[begin Input material]
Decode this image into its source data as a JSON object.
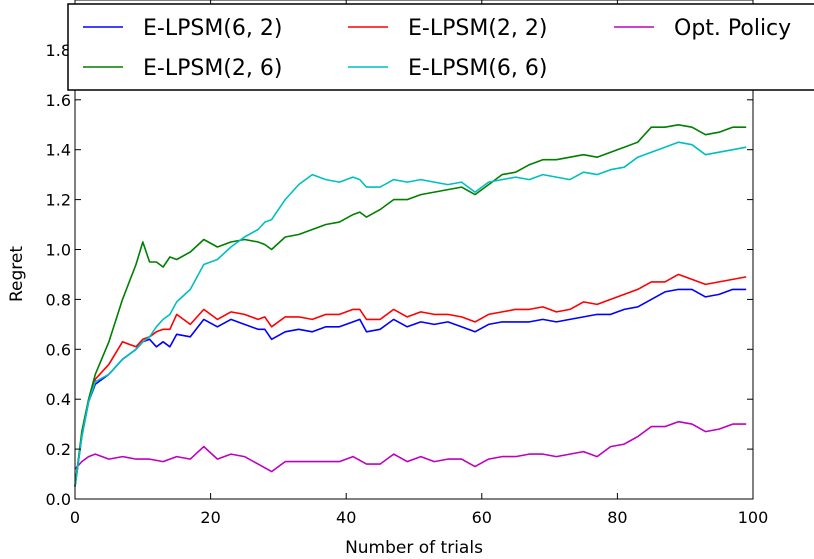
{
  "chart_data": {
    "type": "line",
    "xlabel": "Number of trials",
    "ylabel": "Regret",
    "xlim": [
      0,
      100
    ],
    "ylim": [
      0.0,
      2.0
    ],
    "grid": false,
    "legend_position": "top",
    "x_ticks": [
      0,
      20,
      40,
      60,
      80,
      100
    ],
    "y_ticks": [
      0.0,
      0.2,
      0.4,
      0.6,
      0.8,
      1.0,
      1.2,
      1.4,
      1.6,
      1.8
    ],
    "x_tick_labels": [
      "0",
      "20",
      "40",
      "60",
      "80",
      "100"
    ],
    "y_tick_labels": [
      "0.0",
      "0.2",
      "0.4",
      "0.6",
      "0.8",
      "1.0",
      "1.2",
      "1.4",
      "1.6",
      "1.8"
    ],
    "series": [
      {
        "name": "E-LPSM(6, 2)",
        "color": "#0000ff",
        "x": [
          0,
          1,
          2,
          3,
          5,
          7,
          9,
          10,
          11,
          12,
          13,
          14,
          15,
          17,
          19,
          21,
          23,
          25,
          27,
          28,
          29,
          31,
          33,
          35,
          37,
          39,
          41,
          42,
          43,
          45,
          47,
          49,
          51,
          53,
          55,
          57,
          59,
          61,
          63,
          65,
          67,
          69,
          71,
          73,
          75,
          77,
          79,
          81,
          83,
          85,
          87,
          89,
          91,
          93,
          95,
          97,
          99
        ],
        "y": [
          0.05,
          0.25,
          0.39,
          0.46,
          0.5,
          0.56,
          0.6,
          0.63,
          0.64,
          0.61,
          0.63,
          0.61,
          0.66,
          0.65,
          0.72,
          0.69,
          0.72,
          0.7,
          0.68,
          0.68,
          0.64,
          0.67,
          0.68,
          0.67,
          0.69,
          0.69,
          0.71,
          0.72,
          0.67,
          0.68,
          0.72,
          0.69,
          0.71,
          0.7,
          0.71,
          0.69,
          0.67,
          0.7,
          0.71,
          0.71,
          0.71,
          0.72,
          0.71,
          0.72,
          0.73,
          0.74,
          0.74,
          0.76,
          0.77,
          0.8,
          0.83,
          0.84,
          0.84,
          0.81,
          0.82,
          0.84,
          0.84
        ]
      },
      {
        "name": "E-LPSM(2, 2)",
        "color": "#ff0000",
        "x": [
          0,
          1,
          2,
          3,
          5,
          7,
          9,
          10,
          11,
          12,
          13,
          14,
          15,
          17,
          19,
          21,
          23,
          25,
          27,
          28,
          29,
          31,
          33,
          35,
          37,
          39,
          41,
          42,
          43,
          45,
          47,
          49,
          51,
          53,
          55,
          57,
          59,
          61,
          63,
          65,
          67,
          69,
          71,
          73,
          75,
          77,
          79,
          81,
          83,
          85,
          87,
          89,
          91,
          93,
          95,
          97,
          99
        ],
        "y": [
          0.05,
          0.26,
          0.39,
          0.48,
          0.54,
          0.63,
          0.61,
          0.64,
          0.65,
          0.67,
          0.68,
          0.68,
          0.74,
          0.7,
          0.76,
          0.72,
          0.75,
          0.74,
          0.72,
          0.73,
          0.69,
          0.73,
          0.73,
          0.72,
          0.74,
          0.74,
          0.76,
          0.76,
          0.72,
          0.72,
          0.76,
          0.73,
          0.75,
          0.74,
          0.74,
          0.73,
          0.71,
          0.74,
          0.75,
          0.76,
          0.76,
          0.77,
          0.75,
          0.76,
          0.79,
          0.78,
          0.8,
          0.82,
          0.84,
          0.87,
          0.87,
          0.9,
          0.88,
          0.86,
          0.87,
          0.88,
          0.89
        ]
      },
      {
        "name": "Opt. Policy",
        "color": "#bf00bf",
        "x": [
          0,
          1,
          2,
          3,
          5,
          7,
          9,
          11,
          13,
          15,
          17,
          19,
          21,
          23,
          25,
          27,
          29,
          31,
          33,
          35,
          37,
          39,
          41,
          43,
          45,
          47,
          49,
          51,
          53,
          55,
          57,
          59,
          61,
          63,
          65,
          67,
          69,
          71,
          73,
          75,
          77,
          79,
          81,
          83,
          85,
          87,
          89,
          91,
          93,
          95,
          97,
          99
        ],
        "y": [
          0.12,
          0.15,
          0.17,
          0.18,
          0.16,
          0.17,
          0.16,
          0.16,
          0.15,
          0.17,
          0.16,
          0.21,
          0.16,
          0.18,
          0.17,
          0.14,
          0.11,
          0.15,
          0.15,
          0.15,
          0.15,
          0.15,
          0.17,
          0.14,
          0.14,
          0.18,
          0.15,
          0.17,
          0.15,
          0.16,
          0.16,
          0.13,
          0.16,
          0.17,
          0.17,
          0.18,
          0.18,
          0.17,
          0.18,
          0.19,
          0.17,
          0.21,
          0.22,
          0.25,
          0.29,
          0.29,
          0.31,
          0.3,
          0.27,
          0.28,
          0.3,
          0.3
        ]
      },
      {
        "name": "E-LPSM(2, 6)",
        "color": "#007f00",
        "x": [
          0,
          1,
          2,
          3,
          5,
          7,
          9,
          10,
          11,
          12,
          13,
          14,
          15,
          17,
          19,
          21,
          23,
          25,
          27,
          28,
          29,
          31,
          33,
          35,
          37,
          39,
          41,
          42,
          43,
          45,
          47,
          49,
          51,
          53,
          55,
          57,
          59,
          61,
          63,
          65,
          67,
          69,
          71,
          73,
          75,
          77,
          79,
          81,
          83,
          85,
          87,
          89,
          91,
          93,
          95,
          97,
          99
        ],
        "y": [
          0.05,
          0.27,
          0.4,
          0.5,
          0.63,
          0.8,
          0.94,
          1.03,
          0.95,
          0.95,
          0.93,
          0.97,
          0.96,
          0.99,
          1.04,
          1.01,
          1.03,
          1.04,
          1.03,
          1.02,
          1.0,
          1.05,
          1.06,
          1.08,
          1.1,
          1.11,
          1.14,
          1.15,
          1.13,
          1.16,
          1.2,
          1.2,
          1.22,
          1.23,
          1.24,
          1.25,
          1.22,
          1.26,
          1.3,
          1.31,
          1.34,
          1.36,
          1.36,
          1.37,
          1.38,
          1.37,
          1.39,
          1.41,
          1.43,
          1.49,
          1.49,
          1.5,
          1.49,
          1.46,
          1.47,
          1.49,
          1.49
        ]
      },
      {
        "name": "E-LPSM(6, 6)",
        "color": "#00bfbf",
        "x": [
          0,
          1,
          2,
          3,
          5,
          7,
          9,
          10,
          11,
          12,
          13,
          14,
          15,
          17,
          19,
          21,
          23,
          25,
          27,
          28,
          29,
          31,
          33,
          35,
          37,
          39,
          41,
          42,
          43,
          45,
          47,
          49,
          51,
          53,
          55,
          57,
          59,
          61,
          63,
          65,
          67,
          69,
          71,
          73,
          75,
          77,
          79,
          81,
          83,
          85,
          87,
          89,
          91,
          93,
          95,
          97,
          99
        ],
        "y": [
          0.05,
          0.25,
          0.39,
          0.47,
          0.5,
          0.56,
          0.6,
          0.63,
          0.65,
          0.69,
          0.72,
          0.74,
          0.79,
          0.84,
          0.94,
          0.96,
          1.01,
          1.05,
          1.08,
          1.11,
          1.12,
          1.2,
          1.26,
          1.3,
          1.28,
          1.27,
          1.29,
          1.28,
          1.25,
          1.25,
          1.28,
          1.27,
          1.28,
          1.27,
          1.26,
          1.27,
          1.23,
          1.27,
          1.28,
          1.29,
          1.28,
          1.3,
          1.29,
          1.28,
          1.31,
          1.3,
          1.32,
          1.33,
          1.37,
          1.39,
          1.41,
          1.43,
          1.42,
          1.38,
          1.39,
          1.4,
          1.41
        ]
      }
    ],
    "legend_order": [
      "E-LPSM(6, 2)",
      "E-LPSM(2, 2)",
      "Opt. Policy",
      "E-LPSM(2, 6)",
      "E-LPSM(6, 6)"
    ]
  }
}
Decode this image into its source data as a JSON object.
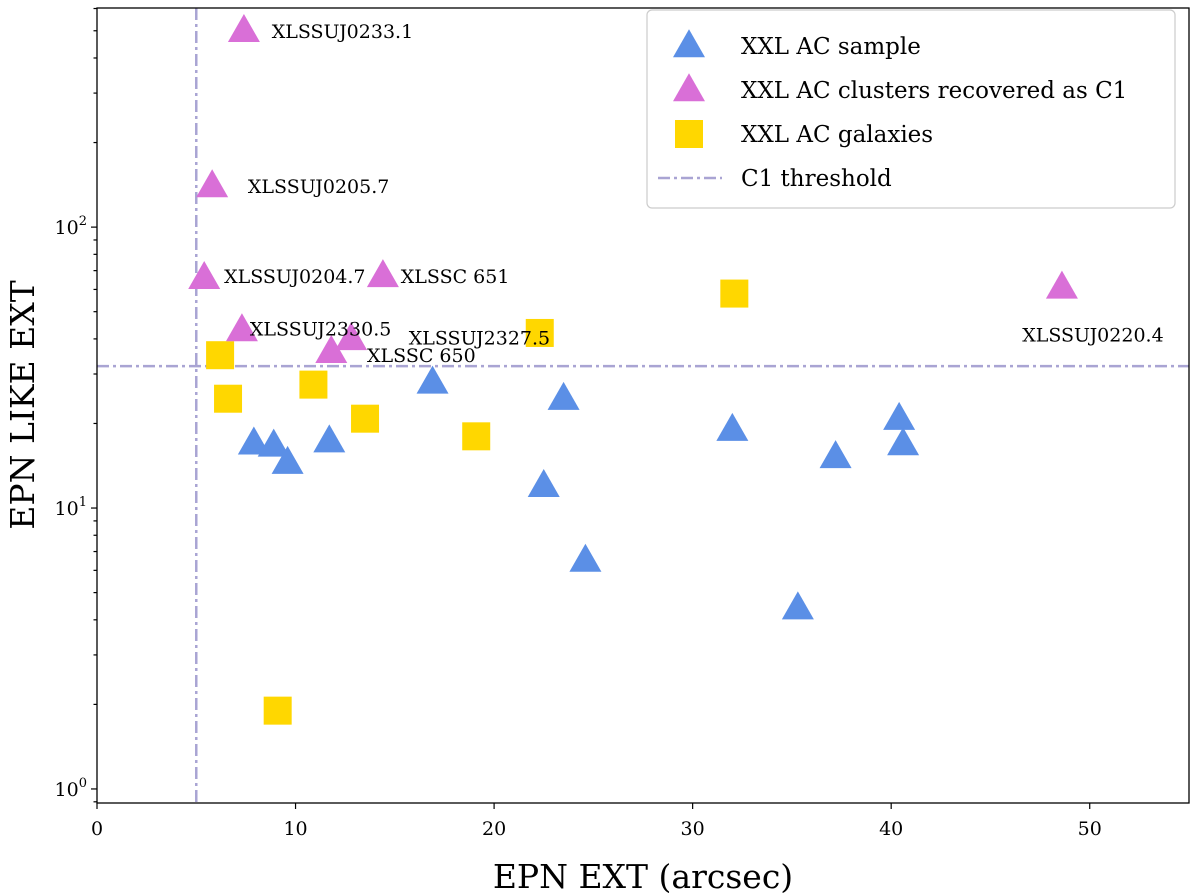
{
  "chart_data": {
    "type": "scatter",
    "xlabel": "EPN EXT (arcsec)",
    "ylabel": "EPN LIKE EXT",
    "xlim": [
      0,
      55
    ],
    "ylim_log10": [
      -0.05,
      2.78
    ],
    "yscale": "log",
    "x_ticks": [
      0,
      10,
      20,
      30,
      40,
      50
    ],
    "y_ticks": [
      {
        "value": 1,
        "base": "10",
        "exp": "0"
      },
      {
        "value": 10,
        "base": "10",
        "exp": "1"
      },
      {
        "value": 100,
        "base": "10",
        "exp": "2"
      }
    ],
    "thresholds": {
      "x": 5,
      "y": 32,
      "label": "C1 threshold",
      "color": "#a9a4d3"
    },
    "legend_position": "top-right",
    "series": [
      {
        "name": "XXL AC sample",
        "marker": "triangle",
        "color": "#5b8fe6",
        "points": [
          {
            "x": 7.9,
            "y": 17.0
          },
          {
            "x": 8.9,
            "y": 16.7
          },
          {
            "x": 9.6,
            "y": 14.5
          },
          {
            "x": 11.7,
            "y": 17.3
          },
          {
            "x": 16.9,
            "y": 28.0
          },
          {
            "x": 22.5,
            "y": 12.0
          },
          {
            "x": 23.5,
            "y": 24.5
          },
          {
            "x": 24.6,
            "y": 6.5
          },
          {
            "x": 32.0,
            "y": 19.0
          },
          {
            "x": 35.3,
            "y": 4.4
          },
          {
            "x": 37.2,
            "y": 15.2
          },
          {
            "x": 40.4,
            "y": 20.8
          },
          {
            "x": 40.6,
            "y": 16.9
          }
        ]
      },
      {
        "name": "XXL AC clusters recovered as C1",
        "marker": "triangle",
        "color": "#d96fd7",
        "points": [
          {
            "x": 7.4,
            "y": 500,
            "label": "XLSSUJ0233.1"
          },
          {
            "x": 5.8,
            "y": 140,
            "label": "XLSSUJ0205.7"
          },
          {
            "x": 5.4,
            "y": 66,
            "label": "XLSSUJ0204.7"
          },
          {
            "x": 14.4,
            "y": 67,
            "label": "XLSSC 651"
          },
          {
            "x": 7.3,
            "y": 43,
            "label": "XLSSUJ2330.5"
          },
          {
            "x": 12.8,
            "y": 40,
            "label": "XLSSUJ2327.5"
          },
          {
            "x": 11.8,
            "y": 36,
            "label": "XLSSC 650"
          },
          {
            "x": 48.6,
            "y": 61,
            "label": "XLSSUJ0220.4"
          }
        ]
      },
      {
        "name": "XXL AC galaxies",
        "marker": "square",
        "color": "#ffd700",
        "points": [
          {
            "x": 6.2,
            "y": 35
          },
          {
            "x": 6.6,
            "y": 24.5
          },
          {
            "x": 10.9,
            "y": 27.5
          },
          {
            "x": 13.5,
            "y": 20.8
          },
          {
            "x": 19.1,
            "y": 18.0
          },
          {
            "x": 22.3,
            "y": 42
          },
          {
            "x": 32.1,
            "y": 58
          },
          {
            "x": 9.1,
            "y": 1.9
          }
        ]
      }
    ],
    "annotations": [
      {
        "text": "XLSSUJ0233.1",
        "x": 8.8,
        "y": 500
      },
      {
        "text": "XLSSUJ0205.7",
        "x": 7.6,
        "y": 140
      },
      {
        "text": "XLSSUJ0204.7",
        "x": 6.4,
        "y": 67
      },
      {
        "text": "XLSSC 651",
        "x": 15.3,
        "y": 67
      },
      {
        "text": "XLSSUJ2330.5",
        "x": 7.7,
        "y": 43.5
      },
      {
        "text": "XLSSUJ2327.5",
        "x": 15.7,
        "y": 40.5
      },
      {
        "text": "XLSSC 650",
        "x": 13.6,
        "y": 35
      },
      {
        "text": "XLSSUJ0220.4",
        "x": 46.6,
        "y": 41.5
      }
    ]
  }
}
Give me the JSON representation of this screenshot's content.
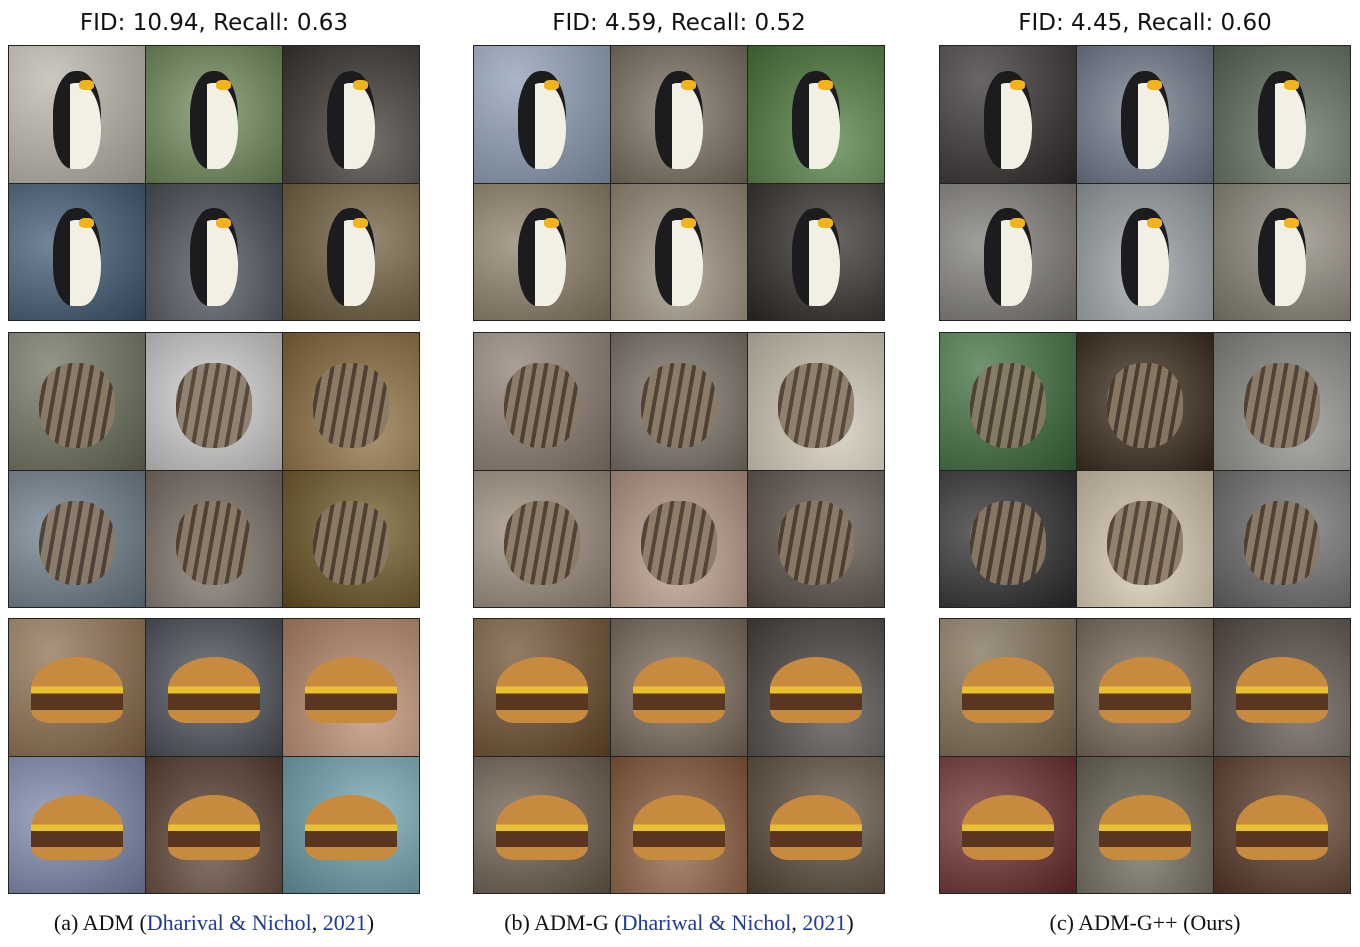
{
  "panels": [
    {
      "title": "FID: 10.94, Recall: 0.63",
      "caption": {
        "prefix": "(a) ADM (",
        "author": "Dharival & Nichol",
        "sep": ", ",
        "year": "2021",
        "suffix": ")"
      }
    },
    {
      "title": "FID: 4.59, Recall: 0.52",
      "caption": {
        "prefix": "(b) ADM-G (",
        "author": "Dhariwal & Nichol",
        "sep": ", ",
        "year": "2021",
        "suffix": ")"
      }
    },
    {
      "title": "FID: 4.45, Recall: 0.60",
      "caption": {
        "prefix": "(c) ADM-G++ (Ours)",
        "author": "",
        "sep": "",
        "year": "",
        "suffix": ""
      }
    }
  ],
  "image_colors": {
    "penguin": [
      "#b9b3a8",
      "#6f8a5a",
      "#3c3530",
      "#3d5770",
      "#4a4f58",
      "#6b5a3a",
      "#8a9bb2",
      "#7a6e60",
      "#4c7a3a",
      "#8a7a64",
      "#9a8e7a",
      "#2e2a27",
      "#2f2b2a",
      "#6e7a8a",
      "#5d6a5a",
      "#7d7a76",
      "#9aa0a4",
      "#8a8376"
    ],
    "cat": [
      "#6a6e5a",
      "#cfcfcf",
      "#8a6a3a",
      "#6a7a88",
      "#7a6f66",
      "#6a5420",
      "#8a7a70",
      "#7a7268",
      "#cfc7b5",
      "#9a8a7a",
      "#b89a88",
      "#5a5048",
      "#3a6a3a",
      "#3a2a1a",
      "#8a8a86",
      "#2a2a2a",
      "#d8c8b0",
      "#6a6a6a"
    ],
    "burger": [
      "#8a6a4a",
      "#4a5058",
      "#b88a6a",
      "#7a86a8",
      "#5a4030",
      "#6aa0a8",
      "#6a4a2a",
      "#7a6a5a",
      "#4a4440",
      "#6a5a4a",
      "#8a5a3a",
      "#5a4a3a",
      "#7a6a50",
      "#7a6a5a",
      "#5a5048",
      "#6a2a2a",
      "#6a6456",
      "#5a3a2a"
    ]
  },
  "subject_colors": {
    "penguin": [
      "#1c1c1e",
      "#f2efe4",
      "#f2b418"
    ],
    "cat": [
      "#8a7a66",
      "#4a3a2e"
    ],
    "burger": [
      "#c88a3e",
      "#5a3520",
      "#e8c030"
    ]
  }
}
[end Input material]
Written task:
Find "name". Copy every line it occurs in.

Response below:
        "name": "E-LPSM(6, 2)",
        "name": "E-LPSM(2, 2)",
        "name": "Opt. Policy",
        "name": "E-LPSM(2, 6)",
        "name": "E-LPSM(6, 6)",
        "name": "XXL AC sample",
        "name": "XXL AC clusters recovered as C1",
        "name": "XXL AC galaxies",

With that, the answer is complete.